Why, of course its supposed to be optimized for every context separately. In this model for a codec which I'm currently supporting, there're 48 counter tables, 24 SSE1 tables and 12 SSE2 tables, each with its own optimized set of parameters (including context).

Also this is a specialized model for a known data type, so I'm sure that a proper universal model would have 10x of that (or more).

There's no real reason to use the same counter parameters for different contexts.

However I don't widely use delayed counters yet, I think that should wait until successful implementation of polynomial (or another) fast optimizer.

The problem there is that I cannot just replace all the counters with delayed ones, though that would surely be the best for compression. But each delayed counter requires two additional multiplications and two table lookups, so its too slow... and searching for a new balanced model structure with current methods would take a lot of time.

Both.

Here's a context declaration and code generated for it:

Index y
ych: ch, 1!1
yfb: fb, 1!00100010
yp0: p01, 1!0000000000010000
y_s: As, -7!000000000000000
y_p: p, -7!010000000000001
y_q: q, -7!001000000000111
yr1: r1, -7!000000000000000
y_r: r , -7!100000000000000
yr2: r2, -7!000000000000000
y_col: col, 1!0000000000000000000

y = 0;
y = y*2 + ((ch>0+(1-1)));
y = y*3 + ((fb>2+(1-1))+(fb>6+(1-1)));
y = y*2 + ((p01>11+(1-1)));
y = y*3 + ((p>1+(-7-1))+(p>14+(-7-1)));
y = y*5 + ((q>2+(-7-1))+(q>12+(-7-1))+(q>13+(-7-1))+(q>14+(-7-1)));
y = y*2 + ((r >0+(-7-1)));

I didn't make any "universal" models since ash, so no "general data" for you. Thing is, I really want to create a proper model for text, but it gets too complex.

Seems like a misunderstanding again...

You see, if you have a prediction p from some model, already optimized by entropy of p sequence, that doesn't mean that SSE(p) sequence would be optimal right away.

**TO DO:**
**1)** Transcribe the part of the compression post starting at "Also this is" and ending at "for different contexts.".
**2)** According to the compression post, what extra work does each delayed counter require?
The items after this post are from an unrelated source.

**SOURCE DATA:**
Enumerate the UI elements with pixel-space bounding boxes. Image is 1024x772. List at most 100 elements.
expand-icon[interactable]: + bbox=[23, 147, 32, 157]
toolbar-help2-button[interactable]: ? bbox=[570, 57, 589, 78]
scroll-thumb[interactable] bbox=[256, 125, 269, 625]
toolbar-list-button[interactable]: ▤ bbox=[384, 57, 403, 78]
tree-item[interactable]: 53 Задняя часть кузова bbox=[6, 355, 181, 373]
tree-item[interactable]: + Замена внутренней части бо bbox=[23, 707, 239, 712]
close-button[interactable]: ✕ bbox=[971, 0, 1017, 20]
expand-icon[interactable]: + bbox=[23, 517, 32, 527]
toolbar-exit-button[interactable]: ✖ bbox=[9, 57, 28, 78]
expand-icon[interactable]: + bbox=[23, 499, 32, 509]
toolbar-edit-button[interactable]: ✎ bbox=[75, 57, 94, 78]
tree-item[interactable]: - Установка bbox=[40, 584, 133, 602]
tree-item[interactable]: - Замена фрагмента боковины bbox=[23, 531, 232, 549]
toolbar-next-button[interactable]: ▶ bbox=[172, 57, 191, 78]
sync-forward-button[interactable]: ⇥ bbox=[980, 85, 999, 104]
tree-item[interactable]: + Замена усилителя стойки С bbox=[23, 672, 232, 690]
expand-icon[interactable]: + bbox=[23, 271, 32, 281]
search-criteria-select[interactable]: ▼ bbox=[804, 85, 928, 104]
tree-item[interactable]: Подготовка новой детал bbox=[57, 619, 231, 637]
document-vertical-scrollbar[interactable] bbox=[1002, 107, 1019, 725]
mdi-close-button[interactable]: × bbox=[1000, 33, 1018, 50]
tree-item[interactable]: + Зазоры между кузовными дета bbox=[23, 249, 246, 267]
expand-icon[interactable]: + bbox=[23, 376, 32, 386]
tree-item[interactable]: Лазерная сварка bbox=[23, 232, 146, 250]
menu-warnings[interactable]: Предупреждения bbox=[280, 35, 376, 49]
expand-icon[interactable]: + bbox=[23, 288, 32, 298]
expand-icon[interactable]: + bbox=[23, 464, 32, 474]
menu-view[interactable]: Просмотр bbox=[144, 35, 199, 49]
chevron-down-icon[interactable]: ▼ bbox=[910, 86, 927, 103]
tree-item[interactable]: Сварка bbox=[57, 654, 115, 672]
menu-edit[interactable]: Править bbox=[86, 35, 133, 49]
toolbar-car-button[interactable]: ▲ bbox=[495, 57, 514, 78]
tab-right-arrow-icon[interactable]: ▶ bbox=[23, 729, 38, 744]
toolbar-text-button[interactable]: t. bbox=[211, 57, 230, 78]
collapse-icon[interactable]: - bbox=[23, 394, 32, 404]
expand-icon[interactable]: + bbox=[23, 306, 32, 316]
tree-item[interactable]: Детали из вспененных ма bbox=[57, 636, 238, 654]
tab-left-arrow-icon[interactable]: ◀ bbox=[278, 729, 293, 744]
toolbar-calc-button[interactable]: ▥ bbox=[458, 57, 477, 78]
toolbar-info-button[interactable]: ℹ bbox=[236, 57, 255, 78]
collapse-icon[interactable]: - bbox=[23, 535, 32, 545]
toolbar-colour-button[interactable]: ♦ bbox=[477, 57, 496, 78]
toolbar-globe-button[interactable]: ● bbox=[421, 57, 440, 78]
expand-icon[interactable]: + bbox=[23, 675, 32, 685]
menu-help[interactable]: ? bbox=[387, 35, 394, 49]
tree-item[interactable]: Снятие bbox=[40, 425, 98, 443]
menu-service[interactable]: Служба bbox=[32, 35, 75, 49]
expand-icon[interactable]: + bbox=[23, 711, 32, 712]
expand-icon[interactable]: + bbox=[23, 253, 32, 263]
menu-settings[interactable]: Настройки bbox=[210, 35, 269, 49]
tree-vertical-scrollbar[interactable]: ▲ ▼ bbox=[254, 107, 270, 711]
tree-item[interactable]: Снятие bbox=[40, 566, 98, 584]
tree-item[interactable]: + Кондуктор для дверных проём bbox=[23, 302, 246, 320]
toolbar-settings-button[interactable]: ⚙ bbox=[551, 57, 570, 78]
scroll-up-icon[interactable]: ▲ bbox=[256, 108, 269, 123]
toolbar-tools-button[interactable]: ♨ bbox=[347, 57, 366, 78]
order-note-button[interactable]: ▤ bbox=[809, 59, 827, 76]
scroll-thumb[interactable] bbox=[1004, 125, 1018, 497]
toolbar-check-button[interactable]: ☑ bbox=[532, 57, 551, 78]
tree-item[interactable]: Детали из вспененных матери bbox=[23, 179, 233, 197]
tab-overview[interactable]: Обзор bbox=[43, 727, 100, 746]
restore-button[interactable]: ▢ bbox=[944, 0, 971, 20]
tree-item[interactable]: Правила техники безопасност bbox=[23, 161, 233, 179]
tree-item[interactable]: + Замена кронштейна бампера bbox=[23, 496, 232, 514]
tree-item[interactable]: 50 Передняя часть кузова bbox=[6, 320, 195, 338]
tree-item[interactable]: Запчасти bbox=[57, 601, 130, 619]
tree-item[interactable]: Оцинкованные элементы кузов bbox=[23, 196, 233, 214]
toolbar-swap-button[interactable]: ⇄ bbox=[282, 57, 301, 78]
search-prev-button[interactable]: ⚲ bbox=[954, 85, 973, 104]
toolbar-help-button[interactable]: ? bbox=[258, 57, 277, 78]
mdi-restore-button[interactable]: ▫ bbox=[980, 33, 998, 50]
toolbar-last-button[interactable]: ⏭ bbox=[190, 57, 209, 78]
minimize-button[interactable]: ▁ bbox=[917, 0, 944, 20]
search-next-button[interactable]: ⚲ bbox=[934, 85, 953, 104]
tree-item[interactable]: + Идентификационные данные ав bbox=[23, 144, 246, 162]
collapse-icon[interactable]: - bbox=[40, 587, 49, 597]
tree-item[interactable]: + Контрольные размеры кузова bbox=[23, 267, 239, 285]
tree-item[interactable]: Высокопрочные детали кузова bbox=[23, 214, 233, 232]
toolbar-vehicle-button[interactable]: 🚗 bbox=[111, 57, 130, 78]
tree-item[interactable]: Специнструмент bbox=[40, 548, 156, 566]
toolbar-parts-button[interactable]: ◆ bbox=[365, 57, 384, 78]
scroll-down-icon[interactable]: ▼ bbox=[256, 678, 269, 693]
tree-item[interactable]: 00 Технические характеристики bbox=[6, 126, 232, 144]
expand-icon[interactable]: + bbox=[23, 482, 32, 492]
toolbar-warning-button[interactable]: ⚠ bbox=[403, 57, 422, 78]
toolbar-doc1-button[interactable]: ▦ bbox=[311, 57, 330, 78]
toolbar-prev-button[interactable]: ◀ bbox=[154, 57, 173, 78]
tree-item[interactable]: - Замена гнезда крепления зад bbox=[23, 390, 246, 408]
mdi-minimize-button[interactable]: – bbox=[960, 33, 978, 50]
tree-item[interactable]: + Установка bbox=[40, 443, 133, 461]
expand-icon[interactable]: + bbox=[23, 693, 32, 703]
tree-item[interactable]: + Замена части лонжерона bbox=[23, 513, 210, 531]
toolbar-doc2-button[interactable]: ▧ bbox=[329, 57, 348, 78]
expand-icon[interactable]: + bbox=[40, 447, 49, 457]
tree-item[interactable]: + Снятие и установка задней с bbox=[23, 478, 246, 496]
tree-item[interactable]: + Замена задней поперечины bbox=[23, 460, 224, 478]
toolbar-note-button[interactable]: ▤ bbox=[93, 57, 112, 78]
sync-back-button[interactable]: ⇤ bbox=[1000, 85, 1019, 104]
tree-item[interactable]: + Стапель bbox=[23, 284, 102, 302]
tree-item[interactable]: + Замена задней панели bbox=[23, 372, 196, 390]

**RESULTS BY TASK:**
**1)**
Also this is a specialized model for a known data type, so I'm sure that a proper universal model would have 10x of that (or more).

There's no real reason to use the same counter parameters for different contexts.

**2)** Two additional multiplications and two table lookups.